Collected data entries:
=-=-=-=-=

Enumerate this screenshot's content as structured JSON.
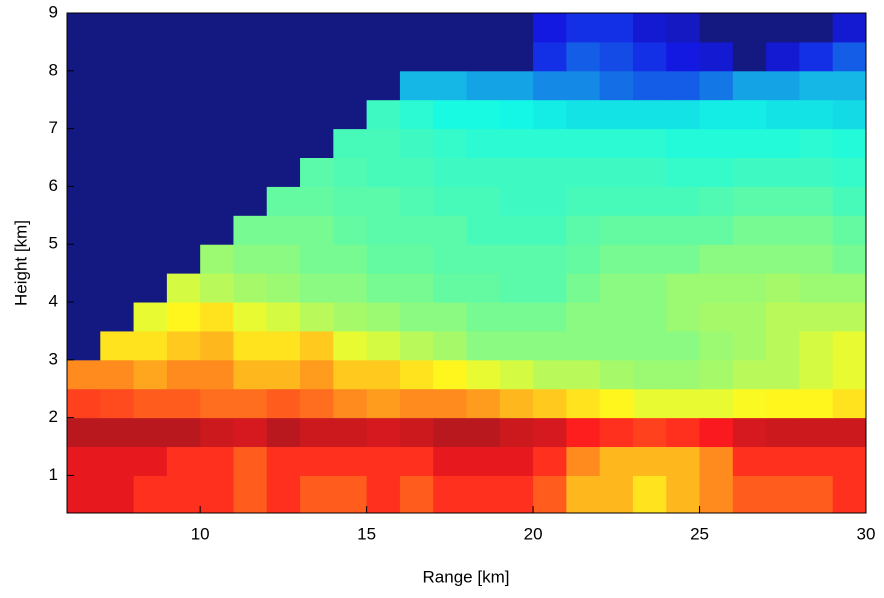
{
  "chart_data": {
    "type": "heatmap",
    "colormap": "jet",
    "zlim": [
      0,
      10
    ],
    "x_label": "Range [km]",
    "y_label": "Height [km]",
    "xlim": [
      6,
      30
    ],
    "ylim": [
      0.35,
      9
    ],
    "xticks": [
      10,
      15,
      20,
      25,
      30
    ],
    "yticks": [
      1,
      2,
      3,
      4,
      5,
      6,
      7,
      8,
      9
    ],
    "x_edges": [
      6,
      7,
      8,
      9,
      10,
      11,
      12,
      13,
      14,
      15,
      16,
      17,
      18,
      19,
      20,
      21,
      22,
      23,
      24,
      25,
      26,
      27,
      28,
      29,
      30
    ],
    "y_edges": [
      0.35,
      1,
      1.5,
      2,
      2.5,
      3,
      3.5,
      4,
      4.5,
      5,
      5.5,
      6,
      6.5,
      7,
      7.5,
      8,
      8.5,
      9
    ],
    "z": [
      [
        9,
        9,
        8.5,
        8.5,
        8.5,
        8,
        8.5,
        8,
        8,
        8.5,
        8,
        8.5,
        8.5,
        8.5,
        8,
        7,
        7,
        6.5,
        7,
        7.5,
        8,
        8,
        8,
        8.5
      ],
      [
        9,
        9,
        9,
        8.5,
        8.5,
        8,
        8.5,
        8.5,
        8.5,
        8.5,
        8.5,
        9,
        9,
        9,
        8.5,
        7.5,
        7,
        7,
        7,
        7.5,
        8.5,
        8.5,
        8.5,
        8.5
      ],
      [
        9.5,
        9.5,
        9.5,
        9.5,
        9.3,
        9.2,
        9.5,
        9.3,
        9.3,
        9.2,
        9.3,
        9.5,
        9.5,
        9.3,
        9.2,
        8.7,
        8.5,
        8.3,
        8.5,
        8.8,
        9.2,
        9.3,
        9.3,
        9.3
      ],
      [
        8.3,
        8.2,
        8,
        8,
        7.8,
        7.8,
        8,
        7.8,
        7.5,
        7.3,
        7.5,
        7.5,
        7.3,
        7,
        6.8,
        6.5,
        6.3,
        6,
        6,
        6,
        6.2,
        6.3,
        6.3,
        6.5
      ],
      [
        7.5,
        7.5,
        7.2,
        7.5,
        7.5,
        7,
        7,
        7.3,
        6.8,
        6.8,
        6.5,
        6.3,
        6,
        5.8,
        5.5,
        5.5,
        5.3,
        5.2,
        5.2,
        5.3,
        5.5,
        5.5,
        5.8,
        6
      ],
      [
        0,
        6.5,
        6.5,
        6.8,
        7,
        6.5,
        6.5,
        6.8,
        6,
        5.8,
        5.5,
        5.3,
        5,
        5,
        5,
        5,
        5,
        5,
        5,
        5.2,
        5.3,
        5.5,
        5.8,
        6
      ],
      [
        0,
        0,
        6,
        6.3,
        6.5,
        6,
        5.8,
        5.5,
        5.3,
        5.2,
        5,
        5,
        4.8,
        4.8,
        4.8,
        5,
        5,
        5,
        5.2,
        5.3,
        5.3,
        5.5,
        5.5,
        5.5
      ],
      [
        0,
        0,
        0,
        5.8,
        5.5,
        5.3,
        5.2,
        5,
        5,
        4.8,
        4.8,
        4.6,
        4.6,
        4.5,
        4.5,
        4.8,
        5,
        5,
        5.2,
        5.2,
        5.2,
        5.3,
        5.2,
        5.2
      ],
      [
        0,
        0,
        0,
        0,
        5.2,
        5,
        5,
        4.8,
        4.8,
        4.6,
        4.6,
        4.5,
        4.5,
        4.5,
        4.5,
        4.6,
        4.8,
        4.8,
        4.8,
        5,
        5,
        5,
        5,
        4.8
      ],
      [
        0,
        0,
        0,
        0,
        0,
        4.8,
        4.8,
        4.8,
        4.6,
        4.5,
        4.5,
        4.5,
        4.3,
        4.3,
        4.3,
        4.5,
        4.6,
        4.6,
        4.6,
        4.6,
        4.8,
        4.8,
        4.8,
        4.6
      ],
      [
        0,
        0,
        0,
        0,
        0,
        0,
        4.6,
        4.6,
        4.5,
        4.5,
        4.4,
        4.3,
        4.3,
        4.2,
        4.2,
        4.3,
        4.3,
        4.3,
        4.3,
        4.4,
        4.5,
        4.5,
        4.5,
        4.3
      ],
      [
        0,
        0,
        0,
        0,
        0,
        0,
        0,
        4.5,
        4.4,
        4.3,
        4.3,
        4.2,
        4.2,
        4.2,
        4.2,
        4.2,
        4.2,
        4.2,
        4.1,
        4.1,
        4.2,
        4.2,
        4.2,
        4.1
      ],
      [
        0,
        0,
        0,
        0,
        0,
        0,
        0,
        0,
        4.3,
        4.3,
        4.2,
        4.1,
        4,
        4,
        4,
        4,
        4,
        4,
        3.9,
        3.9,
        3.9,
        3.9,
        4,
        3.9
      ],
      [
        0,
        0,
        0,
        0,
        0,
        0,
        0,
        0,
        0,
        4.2,
        4,
        3.8,
        3.8,
        3.7,
        3.6,
        3.5,
        3.5,
        3.5,
        3.5,
        3.6,
        3.6,
        3.5,
        3.5,
        3.4
      ],
      [
        0,
        0,
        0,
        0,
        0,
        0,
        0,
        0,
        0,
        0,
        3,
        3,
        2.8,
        2.8,
        2.5,
        2.5,
        2.2,
        2,
        2,
        2.3,
        2.8,
        2.8,
        3,
        3
      ],
      [
        0,
        0,
        0,
        0,
        0,
        0,
        0,
        0,
        0,
        0,
        0,
        0,
        0,
        0,
        1.5,
        2,
        1.8,
        1.5,
        1.2,
        1,
        0,
        1,
        1.5,
        2
      ],
      [
        0,
        0,
        0,
        0,
        0,
        0,
        0,
        0,
        0,
        0,
        0,
        0,
        0,
        0,
        1.2,
        1.5,
        1.5,
        1,
        0.8,
        0,
        0,
        0,
        0,
        1
      ]
    ]
  }
}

=-=-=-=-=

Write out the records above exactly as they appear, leaving out any pictures.

Enumerate this screenshot's content as structured JSON.
{
  "chart_data": {
    "type": "heatmap",
    "colormap": "jet",
    "zlim": [
      0,
      10
    ],
    "x_label": "Range [km]",
    "y_label": "Height [km]",
    "xlim": [
      6,
      30
    ],
    "ylim": [
      0.35,
      9
    ],
    "xticks": [
      10,
      15,
      20,
      25,
      30
    ],
    "yticks": [
      1,
      2,
      3,
      4,
      5,
      6,
      7,
      8,
      9
    ],
    "x_edges": [
      6,
      7,
      8,
      9,
      10,
      11,
      12,
      13,
      14,
      15,
      16,
      17,
      18,
      19,
      20,
      21,
      22,
      23,
      24,
      25,
      26,
      27,
      28,
      29,
      30
    ],
    "y_edges": [
      0.35,
      1,
      1.5,
      2,
      2.5,
      3,
      3.5,
      4,
      4.5,
      5,
      5.5,
      6,
      6.5,
      7,
      7.5,
      8,
      8.5,
      9
    ],
    "z": [
      [
        9,
        9,
        8.5,
        8.5,
        8.5,
        8,
        8.5,
        8,
        8,
        8.5,
        8,
        8.5,
        8.5,
        8.5,
        8,
        7,
        7,
        6.5,
        7,
        7.5,
        8,
        8,
        8,
        8.5
      ],
      [
        9,
        9,
        9,
        8.5,
        8.5,
        8,
        8.5,
        8.5,
        8.5,
        8.5,
        8.5,
        9,
        9,
        9,
        8.5,
        7.5,
        7,
        7,
        7,
        7.5,
        8.5,
        8.5,
        8.5,
        8.5
      ],
      [
        9.5,
        9.5,
        9.5,
        9.5,
        9.3,
        9.2,
        9.5,
        9.3,
        9.3,
        9.2,
        9.3,
        9.5,
        9.5,
        9.3,
        9.2,
        8.7,
        8.5,
        8.3,
        8.5,
        8.8,
        9.2,
        9.3,
        9.3,
        9.3
      ],
      [
        8.3,
        8.2,
        8,
        8,
        7.8,
        7.8,
        8,
        7.8,
        7.5,
        7.3,
        7.5,
        7.5,
        7.3,
        7,
        6.8,
        6.5,
        6.3,
        6,
        6,
        6,
        6.2,
        6.3,
        6.3,
        6.5
      ],
      [
        7.5,
        7.5,
        7.2,
        7.5,
        7.5,
        7,
        7,
        7.3,
        6.8,
        6.8,
        6.5,
        6.3,
        6,
        5.8,
        5.5,
        5.5,
        5.3,
        5.2,
        5.2,
        5.3,
        5.5,
        5.5,
        5.8,
        6
      ],
      [
        0,
        6.5,
        6.5,
        6.8,
        7,
        6.5,
        6.5,
        6.8,
        6,
        5.8,
        5.5,
        5.3,
        5,
        5,
        5,
        5,
        5,
        5,
        5,
        5.2,
        5.3,
        5.5,
        5.8,
        6
      ],
      [
        0,
        0,
        6,
        6.3,
        6.5,
        6,
        5.8,
        5.5,
        5.3,
        5.2,
        5,
        5,
        4.8,
        4.8,
        4.8,
        5,
        5,
        5,
        5.2,
        5.3,
        5.3,
        5.5,
        5.5,
        5.5
      ],
      [
        0,
        0,
        0,
        5.8,
        5.5,
        5.3,
        5.2,
        5,
        5,
        4.8,
        4.8,
        4.6,
        4.6,
        4.5,
        4.5,
        4.8,
        5,
        5,
        5.2,
        5.2,
        5.2,
        5.3,
        5.2,
        5.2
      ],
      [
        0,
        0,
        0,
        0,
        5.2,
        5,
        5,
        4.8,
        4.8,
        4.6,
        4.6,
        4.5,
        4.5,
        4.5,
        4.5,
        4.6,
        4.8,
        4.8,
        4.8,
        5,
        5,
        5,
        5,
        4.8
      ],
      [
        0,
        0,
        0,
        0,
        0,
        4.8,
        4.8,
        4.8,
        4.6,
        4.5,
        4.5,
        4.5,
        4.3,
        4.3,
        4.3,
        4.5,
        4.6,
        4.6,
        4.6,
        4.6,
        4.8,
        4.8,
        4.8,
        4.6
      ],
      [
        0,
        0,
        0,
        0,
        0,
        0,
        4.6,
        4.6,
        4.5,
        4.5,
        4.4,
        4.3,
        4.3,
        4.2,
        4.2,
        4.3,
        4.3,
        4.3,
        4.3,
        4.4,
        4.5,
        4.5,
        4.5,
        4.3
      ],
      [
        0,
        0,
        0,
        0,
        0,
        0,
        0,
        4.5,
        4.4,
        4.3,
        4.3,
        4.2,
        4.2,
        4.2,
        4.2,
        4.2,
        4.2,
        4.2,
        4.1,
        4.1,
        4.2,
        4.2,
        4.2,
        4.1
      ],
      [
        0,
        0,
        0,
        0,
        0,
        0,
        0,
        0,
        4.3,
        4.3,
        4.2,
        4.1,
        4,
        4,
        4,
        4,
        4,
        4,
        3.9,
        3.9,
        3.9,
        3.9,
        4,
        3.9
      ],
      [
        0,
        0,
        0,
        0,
        0,
        0,
        0,
        0,
        0,
        4.2,
        4,
        3.8,
        3.8,
        3.7,
        3.6,
        3.5,
        3.5,
        3.5,
        3.5,
        3.6,
        3.6,
        3.5,
        3.5,
        3.4
      ],
      [
        0,
        0,
        0,
        0,
        0,
        0,
        0,
        0,
        0,
        0,
        3,
        3,
        2.8,
        2.8,
        2.5,
        2.5,
        2.2,
        2,
        2,
        2.3,
        2.8,
        2.8,
        3,
        3
      ],
      [
        0,
        0,
        0,
        0,
        0,
        0,
        0,
        0,
        0,
        0,
        0,
        0,
        0,
        0,
        1.5,
        2,
        1.8,
        1.5,
        1.2,
        1,
        0,
        1,
        1.5,
        2
      ],
      [
        0,
        0,
        0,
        0,
        0,
        0,
        0,
        0,
        0,
        0,
        0,
        0,
        0,
        0,
        1.2,
        1.5,
        1.5,
        1,
        0.8,
        0,
        0,
        0,
        0,
        1
      ]
    ]
  }
}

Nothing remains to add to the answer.